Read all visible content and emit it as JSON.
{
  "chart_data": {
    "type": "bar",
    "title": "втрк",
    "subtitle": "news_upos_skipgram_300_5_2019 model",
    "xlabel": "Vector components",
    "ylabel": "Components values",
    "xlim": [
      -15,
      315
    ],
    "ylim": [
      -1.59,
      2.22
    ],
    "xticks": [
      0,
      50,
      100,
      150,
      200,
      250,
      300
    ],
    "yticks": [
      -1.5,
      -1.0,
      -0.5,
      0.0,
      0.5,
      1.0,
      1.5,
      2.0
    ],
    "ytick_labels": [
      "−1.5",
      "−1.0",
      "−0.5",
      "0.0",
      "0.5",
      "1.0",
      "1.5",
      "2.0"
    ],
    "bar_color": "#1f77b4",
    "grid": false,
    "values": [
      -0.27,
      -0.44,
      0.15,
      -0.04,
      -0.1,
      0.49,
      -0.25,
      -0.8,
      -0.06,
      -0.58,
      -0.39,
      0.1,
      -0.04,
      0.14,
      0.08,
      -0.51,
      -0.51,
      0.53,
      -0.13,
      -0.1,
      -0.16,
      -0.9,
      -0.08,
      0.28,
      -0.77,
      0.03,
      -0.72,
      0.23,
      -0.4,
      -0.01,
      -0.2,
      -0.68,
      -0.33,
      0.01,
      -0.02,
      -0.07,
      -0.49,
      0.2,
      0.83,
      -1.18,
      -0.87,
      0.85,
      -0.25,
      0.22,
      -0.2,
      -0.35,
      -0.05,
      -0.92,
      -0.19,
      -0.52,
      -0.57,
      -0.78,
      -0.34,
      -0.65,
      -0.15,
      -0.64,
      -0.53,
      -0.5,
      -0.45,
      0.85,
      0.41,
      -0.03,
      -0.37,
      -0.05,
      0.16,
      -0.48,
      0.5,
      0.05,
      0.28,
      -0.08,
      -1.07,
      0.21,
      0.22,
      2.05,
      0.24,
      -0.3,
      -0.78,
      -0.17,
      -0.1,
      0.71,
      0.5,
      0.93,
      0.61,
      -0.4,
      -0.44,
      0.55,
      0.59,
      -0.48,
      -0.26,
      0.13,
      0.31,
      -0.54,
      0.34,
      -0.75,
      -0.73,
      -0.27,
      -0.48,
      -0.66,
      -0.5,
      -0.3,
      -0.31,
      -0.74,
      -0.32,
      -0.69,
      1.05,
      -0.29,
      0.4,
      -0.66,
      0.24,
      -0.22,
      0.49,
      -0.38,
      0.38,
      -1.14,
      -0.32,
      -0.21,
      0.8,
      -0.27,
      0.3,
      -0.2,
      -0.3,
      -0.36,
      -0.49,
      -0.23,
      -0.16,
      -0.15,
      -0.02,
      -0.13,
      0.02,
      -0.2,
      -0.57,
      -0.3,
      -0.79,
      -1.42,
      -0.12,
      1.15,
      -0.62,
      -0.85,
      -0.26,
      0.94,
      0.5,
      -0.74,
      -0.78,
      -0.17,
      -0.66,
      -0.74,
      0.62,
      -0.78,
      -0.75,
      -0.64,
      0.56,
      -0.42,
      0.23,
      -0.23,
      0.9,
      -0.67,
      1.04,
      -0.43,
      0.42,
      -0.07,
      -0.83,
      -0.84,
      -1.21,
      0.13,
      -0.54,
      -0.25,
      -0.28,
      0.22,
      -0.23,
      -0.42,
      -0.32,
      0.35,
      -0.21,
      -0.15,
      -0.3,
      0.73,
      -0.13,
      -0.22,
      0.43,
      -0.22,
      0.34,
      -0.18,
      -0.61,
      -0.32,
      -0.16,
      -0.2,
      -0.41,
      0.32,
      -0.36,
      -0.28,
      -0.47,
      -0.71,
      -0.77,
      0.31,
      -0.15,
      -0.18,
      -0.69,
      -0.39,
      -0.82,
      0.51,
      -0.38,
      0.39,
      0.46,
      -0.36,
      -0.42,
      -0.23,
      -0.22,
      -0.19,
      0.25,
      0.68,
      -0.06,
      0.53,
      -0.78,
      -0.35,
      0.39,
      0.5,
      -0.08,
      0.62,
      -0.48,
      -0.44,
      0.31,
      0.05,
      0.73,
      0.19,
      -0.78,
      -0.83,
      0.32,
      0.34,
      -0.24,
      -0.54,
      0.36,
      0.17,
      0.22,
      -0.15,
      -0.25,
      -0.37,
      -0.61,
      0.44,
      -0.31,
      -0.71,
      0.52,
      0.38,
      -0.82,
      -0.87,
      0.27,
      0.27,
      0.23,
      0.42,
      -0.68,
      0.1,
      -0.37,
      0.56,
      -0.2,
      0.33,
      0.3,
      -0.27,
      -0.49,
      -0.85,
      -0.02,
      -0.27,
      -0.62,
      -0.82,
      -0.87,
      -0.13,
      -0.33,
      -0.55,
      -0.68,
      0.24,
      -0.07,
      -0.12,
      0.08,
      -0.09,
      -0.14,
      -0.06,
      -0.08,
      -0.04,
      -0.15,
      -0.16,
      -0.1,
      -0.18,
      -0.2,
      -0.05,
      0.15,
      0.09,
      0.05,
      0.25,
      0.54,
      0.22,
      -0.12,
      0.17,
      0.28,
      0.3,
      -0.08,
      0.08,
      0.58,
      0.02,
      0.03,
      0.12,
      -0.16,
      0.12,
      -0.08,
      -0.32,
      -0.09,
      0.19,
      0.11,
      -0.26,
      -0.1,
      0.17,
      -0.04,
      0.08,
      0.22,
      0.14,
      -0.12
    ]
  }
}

AIM OF THE EXERCISE :: Type out the entries again, word for word.

FULL OUTPUT ::
Read all visible content and emit it as JSON.
{
  "chart_data": {
    "type": "bar",
    "title": "втрк",
    "subtitle": "news_upos_skipgram_300_5_2019 model",
    "xlabel": "Vector components",
    "ylabel": "Components values",
    "xlim": [
      -15,
      315
    ],
    "ylim": [
      -1.59,
      2.22
    ],
    "xticks": [
      0,
      50,
      100,
      150,
      200,
      250,
      300
    ],
    "yticks": [
      -1.5,
      -1.0,
      -0.5,
      0.0,
      0.5,
      1.0,
      1.5,
      2.0
    ],
    "ytick_labels": [
      "−1.5",
      "−1.0",
      "−0.5",
      "0.0",
      "0.5",
      "1.0",
      "1.5",
      "2.0"
    ],
    "bar_color": "#1f77b4",
    "grid": false,
    "values": [
      -0.27,
      -0.44,
      0.15,
      -0.04,
      -0.1,
      0.49,
      -0.25,
      -0.8,
      -0.06,
      -0.58,
      -0.39,
      0.1,
      -0.04,
      0.14,
      0.08,
      -0.51,
      -0.51,
      0.53,
      -0.13,
      -0.1,
      -0.16,
      -0.9,
      -0.08,
      0.28,
      -0.77,
      0.03,
      -0.72,
      0.23,
      -0.4,
      -0.01,
      -0.2,
      -0.68,
      -0.33,
      0.01,
      -0.02,
      -0.07,
      -0.49,
      0.2,
      0.83,
      -1.18,
      -0.87,
      0.85,
      -0.25,
      0.22,
      -0.2,
      -0.35,
      -0.05,
      -0.92,
      -0.19,
      -0.52,
      -0.57,
      -0.78,
      -0.34,
      -0.65,
      -0.15,
      -0.64,
      -0.53,
      -0.5,
      -0.45,
      0.85,
      0.41,
      -0.03,
      -0.37,
      -0.05,
      0.16,
      -0.48,
      0.5,
      0.05,
      0.28,
      -0.08,
      -1.07,
      0.21,
      0.22,
      2.05,
      0.24,
      -0.3,
      -0.78,
      -0.17,
      -0.1,
      0.71,
      0.5,
      0.93,
      0.61,
      -0.4,
      -0.44,
      0.55,
      0.59,
      -0.48,
      -0.26,
      0.13,
      0.31,
      -0.54,
      0.34,
      -0.75,
      -0.73,
      -0.27,
      -0.48,
      -0.66,
      -0.5,
      -0.3,
      -0.31,
      -0.74,
      -0.32,
      -0.69,
      1.05,
      -0.29,
      0.4,
      -0.66,
      0.24,
      -0.22,
      0.49,
      -0.38,
      0.38,
      -1.14,
      -0.32,
      -0.21,
      0.8,
      -0.27,
      0.3,
      -0.2,
      -0.3,
      -0.36,
      -0.49,
      -0.23,
      -0.16,
      -0.15,
      -0.02,
      -0.13,
      0.02,
      -0.2,
      -0.57,
      -0.3,
      -0.79,
      -1.42,
      -0.12,
      1.15,
      -0.62,
      -0.85,
      -0.26,
      0.94,
      0.5,
      -0.74,
      -0.78,
      -0.17,
      -0.66,
      -0.74,
      0.62,
      -0.78,
      -0.75,
      -0.64,
      0.56,
      -0.42,
      0.23,
      -0.23,
      0.9,
      -0.67,
      1.04,
      -0.43,
      0.42,
      -0.07,
      -0.83,
      -0.84,
      -1.21,
      0.13,
      -0.54,
      -0.25,
      -0.28,
      0.22,
      -0.23,
      -0.42,
      -0.32,
      0.35,
      -0.21,
      -0.15,
      -0.3,
      0.73,
      -0.13,
      -0.22,
      0.43,
      -0.22,
      0.34,
      -0.18,
      -0.61,
      -0.32,
      -0.16,
      -0.2,
      -0.41,
      0.32,
      -0.36,
      -0.28,
      -0.47,
      -0.71,
      -0.77,
      0.31,
      -0.15,
      -0.18,
      -0.69,
      -0.39,
      -0.82,
      0.51,
      -0.38,
      0.39,
      0.46,
      -0.36,
      -0.42,
      -0.23,
      -0.22,
      -0.19,
      0.25,
      0.68,
      -0.06,
      0.53,
      -0.78,
      -0.35,
      0.39,
      0.5,
      -0.08,
      0.62,
      -0.48,
      -0.44,
      0.31,
      0.05,
      0.73,
      0.19,
      -0.78,
      -0.83,
      0.32,
      0.34,
      -0.24,
      -0.54,
      0.36,
      0.17,
      0.22,
      -0.15,
      -0.25,
      -0.37,
      -0.61,
      0.44,
      -0.31,
      -0.71,
      0.52,
      0.38,
      -0.82,
      -0.87,
      0.27,
      0.27,
      0.23,
      0.42,
      -0.68,
      0.1,
      -0.37,
      0.56,
      -0.2,
      0.33,
      0.3,
      -0.27,
      -0.49,
      -0.85,
      -0.02,
      -0.27,
      -0.62,
      -0.82,
      -0.87,
      -0.13,
      -0.33,
      -0.55,
      -0.68,
      0.24,
      -0.07,
      -0.12,
      0.08,
      -0.09,
      -0.14,
      -0.06,
      -0.08,
      -0.04,
      -0.15,
      -0.16,
      -0.1,
      -0.18,
      -0.2,
      -0.05,
      0.15,
      0.09,
      0.05,
      0.25,
      0.54,
      0.22,
      -0.12,
      0.17,
      0.28,
      0.3,
      -0.08,
      0.08,
      0.58,
      0.02,
      0.03,
      0.12,
      -0.16,
      0.12,
      -0.08,
      -0.32,
      -0.09,
      0.19,
      0.11,
      -0.26,
      -0.1,
      0.17,
      -0.04,
      0.08,
      0.22,
      0.14,
      -0.12
    ]
  }
}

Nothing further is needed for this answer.